[Stored data]

--- BEGIN ---

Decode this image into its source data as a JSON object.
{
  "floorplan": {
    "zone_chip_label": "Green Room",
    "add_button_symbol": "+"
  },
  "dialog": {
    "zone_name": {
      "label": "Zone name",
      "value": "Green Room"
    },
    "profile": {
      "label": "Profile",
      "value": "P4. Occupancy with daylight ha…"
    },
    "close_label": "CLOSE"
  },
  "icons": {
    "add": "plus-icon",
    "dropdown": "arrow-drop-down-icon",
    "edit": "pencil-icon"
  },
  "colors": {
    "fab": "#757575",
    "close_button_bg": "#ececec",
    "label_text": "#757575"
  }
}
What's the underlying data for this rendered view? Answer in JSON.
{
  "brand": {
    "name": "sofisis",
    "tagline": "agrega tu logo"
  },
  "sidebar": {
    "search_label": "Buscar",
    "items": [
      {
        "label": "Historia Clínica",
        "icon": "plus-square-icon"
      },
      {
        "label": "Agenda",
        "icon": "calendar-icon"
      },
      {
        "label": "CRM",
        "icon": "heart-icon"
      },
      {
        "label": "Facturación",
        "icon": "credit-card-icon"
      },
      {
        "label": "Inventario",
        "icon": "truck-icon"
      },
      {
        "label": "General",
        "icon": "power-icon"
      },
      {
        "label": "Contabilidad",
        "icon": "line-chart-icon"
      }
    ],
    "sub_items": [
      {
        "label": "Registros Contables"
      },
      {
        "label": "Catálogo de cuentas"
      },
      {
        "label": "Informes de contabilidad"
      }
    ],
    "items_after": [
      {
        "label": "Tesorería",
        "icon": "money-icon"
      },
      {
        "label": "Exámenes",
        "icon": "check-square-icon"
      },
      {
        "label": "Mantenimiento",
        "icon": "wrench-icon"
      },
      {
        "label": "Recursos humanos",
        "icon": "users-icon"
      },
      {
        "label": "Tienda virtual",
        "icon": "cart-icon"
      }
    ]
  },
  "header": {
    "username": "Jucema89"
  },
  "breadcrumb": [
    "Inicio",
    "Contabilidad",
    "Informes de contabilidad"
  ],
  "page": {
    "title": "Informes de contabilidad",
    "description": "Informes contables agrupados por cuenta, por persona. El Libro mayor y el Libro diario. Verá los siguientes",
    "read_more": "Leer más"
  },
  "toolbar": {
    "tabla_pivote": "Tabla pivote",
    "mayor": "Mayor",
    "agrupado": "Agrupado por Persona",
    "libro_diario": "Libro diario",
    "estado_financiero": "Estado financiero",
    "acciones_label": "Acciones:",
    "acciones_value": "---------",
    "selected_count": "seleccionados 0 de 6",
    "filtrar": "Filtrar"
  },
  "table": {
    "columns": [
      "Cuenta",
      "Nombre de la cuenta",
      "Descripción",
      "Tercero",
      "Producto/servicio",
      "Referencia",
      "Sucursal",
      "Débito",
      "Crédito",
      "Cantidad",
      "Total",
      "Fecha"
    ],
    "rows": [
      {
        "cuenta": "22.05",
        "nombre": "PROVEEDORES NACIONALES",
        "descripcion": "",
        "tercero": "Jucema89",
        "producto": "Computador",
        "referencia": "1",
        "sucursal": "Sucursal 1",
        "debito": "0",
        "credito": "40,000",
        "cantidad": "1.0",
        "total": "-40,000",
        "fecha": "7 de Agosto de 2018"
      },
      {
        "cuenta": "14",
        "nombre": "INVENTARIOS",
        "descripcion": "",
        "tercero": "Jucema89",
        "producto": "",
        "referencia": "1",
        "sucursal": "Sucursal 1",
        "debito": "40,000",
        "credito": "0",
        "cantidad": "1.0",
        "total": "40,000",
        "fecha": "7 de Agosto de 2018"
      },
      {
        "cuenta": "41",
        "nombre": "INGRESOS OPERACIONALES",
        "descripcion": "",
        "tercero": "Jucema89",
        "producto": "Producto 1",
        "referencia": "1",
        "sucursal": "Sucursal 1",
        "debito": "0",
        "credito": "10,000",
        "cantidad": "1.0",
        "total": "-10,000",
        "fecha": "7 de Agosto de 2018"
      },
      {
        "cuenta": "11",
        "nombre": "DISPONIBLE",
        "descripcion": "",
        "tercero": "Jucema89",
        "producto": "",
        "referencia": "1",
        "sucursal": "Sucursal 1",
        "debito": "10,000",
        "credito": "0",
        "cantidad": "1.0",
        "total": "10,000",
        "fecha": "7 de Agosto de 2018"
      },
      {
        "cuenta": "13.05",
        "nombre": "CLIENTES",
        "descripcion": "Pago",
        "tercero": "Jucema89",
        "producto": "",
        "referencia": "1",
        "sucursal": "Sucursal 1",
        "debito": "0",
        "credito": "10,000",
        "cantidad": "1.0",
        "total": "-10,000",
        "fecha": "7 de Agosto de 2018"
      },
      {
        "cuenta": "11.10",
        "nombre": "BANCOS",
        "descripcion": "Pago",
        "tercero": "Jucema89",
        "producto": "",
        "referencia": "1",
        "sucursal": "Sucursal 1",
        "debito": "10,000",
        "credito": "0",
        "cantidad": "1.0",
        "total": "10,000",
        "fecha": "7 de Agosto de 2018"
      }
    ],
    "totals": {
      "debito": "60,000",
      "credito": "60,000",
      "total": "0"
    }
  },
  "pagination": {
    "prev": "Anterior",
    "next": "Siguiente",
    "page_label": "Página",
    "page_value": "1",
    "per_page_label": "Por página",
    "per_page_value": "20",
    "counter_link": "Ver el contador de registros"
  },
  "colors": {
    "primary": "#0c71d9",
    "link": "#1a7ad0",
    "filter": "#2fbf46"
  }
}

--- END ---

[The exercise] Write out the full listing exactly as given.

[Reply to the exercise]
Decode this image into its source data as a JSON object.
{
  "floorplan": {
    "zone_chip_label": "Green Room",
    "add_button_symbol": "+"
  },
  "dialog": {
    "zone_name": {
      "label": "Zone name",
      "value": "Green Room"
    },
    "profile": {
      "label": "Profile",
      "value": "P4. Occupancy with daylight ha…"
    },
    "close_label": "CLOSE"
  },
  "icons": {
    "add": "plus-icon",
    "dropdown": "arrow-drop-down-icon",
    "edit": "pencil-icon"
  },
  "colors": {
    "fab": "#757575",
    "close_button_bg": "#ececec",
    "label_text": "#757575"
  }
}
What's the underlying data for this rendered view? Answer in JSON.
{
  "brand": {
    "name": "sofisis",
    "tagline": "agrega tu logo"
  },
  "sidebar": {
    "search_label": "Buscar",
    "items": [
      {
        "label": "Historia Clínica",
        "icon": "plus-square-icon"
      },
      {
        "label": "Agenda",
        "icon": "calendar-icon"
      },
      {
        "label": "CRM",
        "icon": "heart-icon"
      },
      {
        "label": "Facturación",
        "icon": "credit-card-icon"
      },
      {
        "label": "Inventario",
        "icon": "truck-icon"
      },
      {
        "label": "General",
        "icon": "power-icon"
      },
      {
        "label": "Contabilidad",
        "icon": "line-chart-icon"
      }
    ],
    "sub_items": [
      {
        "label": "Registros Contables"
      },
      {
        "label": "Catálogo de cuentas"
      },
      {
        "label": "Informes de contabilidad"
      }
    ],
    "items_after": [
      {
        "label": "Tesorería",
        "icon": "money-icon"
      },
      {
        "label": "Exámenes",
        "icon": "check-square-icon"
      },
      {
        "label": "Mantenimiento",
        "icon": "wrench-icon"
      },
      {
        "label": "Recursos humanos",
        "icon": "users-icon"
      },
      {
        "label": "Tienda virtual",
        "icon": "cart-icon"
      }
    ]
  },
  "header": {
    "username": "Jucema89"
  },
  "breadcrumb": [
    "Inicio",
    "Contabilidad",
    "Informes de contabilidad"
  ],
  "page": {
    "title": "Informes de contabilidad",
    "description": "Informes contables agrupados por cuenta, por persona. El Libro mayor y el Libro diario. Verá los siguientes",
    "read_more": "Leer más"
  },
  "toolbar": {
    "tabla_pivote": "Tabla pivote",
    "mayor": "Mayor",
    "agrupado": "Agrupado por Persona",
    "libro_diario": "Libro diario",
    "estado_financiero": "Estado financiero",
    "acciones_label": "Acciones:",
    "acciones_value": "---------",
    "selected_count": "seleccionados 0 de 6",
    "filtrar": "Filtrar"
  },
  "table": {
    "columns": [
      "Cuenta",
      "Nombre de la cuenta",
      "Descripción",
      "Tercero",
      "Producto/servicio",
      "Referencia",
      "Sucursal",
      "Débito",
      "Crédito",
      "Cantidad",
      "Total",
      "Fecha"
    ],
    "rows": [
      {
        "cuenta": "22.05",
        "nombre": "PROVEEDORES NACIONALES",
        "descripcion": "",
        "tercero": "Jucema89",
        "producto": "Computador",
        "referencia": "1",
        "sucursal": "Sucursal 1",
        "debito": "0",
        "credito": "40,000",
        "cantidad": "1.0",
        "total": "-40,000",
        "fecha": "7 de Agosto de 2018"
      },
      {
        "cuenta": "14",
        "nombre": "INVENTARIOS",
        "descripcion": "",
        "tercero": "Jucema89",
        "producto": "",
        "referencia": "1",
        "sucursal": "Sucursal 1",
        "debito": "40,000",
        "credito": "0",
        "cantidad": "1.0",
        "total": "40,000",
        "fecha": "7 de Agosto de 2018"
      },
      {
        "cuenta": "41",
        "nombre": "INGRESOS OPERACIONALES",
        "descripcion": "",
        "tercero": "Jucema89",
        "producto": "Producto 1",
        "referencia": "1",
        "sucursal": "Sucursal 1",
        "debito": "0",
        "credito": "10,000",
        "cantidad": "1.0",
        "total": "-10,000",
        "fecha": "7 de Agosto de 2018"
      },
      {
        "cuenta": "11",
        "nombre": "DISPONIBLE",
        "descripcion": "",
        "tercero": "Jucema89",
        "producto": "",
        "referencia": "1",
        "sucursal": "Sucursal 1",
        "debito": "10,000",
        "credito": "0",
        "cantidad": "1.0",
        "total": "10,000",
        "fecha": "7 de Agosto de 2018"
      },
      {
        "cuenta": "13.05",
        "nombre": "CLIENTES",
        "descripcion": "Pago",
        "tercero": "Jucema89",
        "producto": "",
        "referencia": "1",
        "sucursal": "Sucursal 1",
        "debito": "0",
        "credito": "10,000",
        "cantidad": "1.0",
        "total": "-10,000",
        "fecha": "7 de Agosto de 2018"
      },
      {
        "cuenta": "11.10",
        "nombre": "BANCOS",
        "descripcion": "Pago",
        "tercero": "Jucema89",
        "producto": "",
        "referencia": "1",
        "sucursal": "Sucursal 1",
        "debito": "10,000",
        "credito": "0",
        "cantidad": "1.0",
        "total": "10,000",
        "fecha": "7 de Agosto de 2018"
      }
    ],
    "totals": {
      "debito": "60,000",
      "credito": "60,000",
      "total": "0"
    }
  },
  "pagination": {
    "prev": "Anterior",
    "next": "Siguiente",
    "page_label": "Página",
    "page_value": "1",
    "per_page_label": "Por página",
    "per_page_value": "20",
    "counter_link": "Ver el contador de registros"
  },
  "colors": {
    "primary": "#0c71d9",
    "link": "#1a7ad0",
    "filter": "#2fbf46"
  }
}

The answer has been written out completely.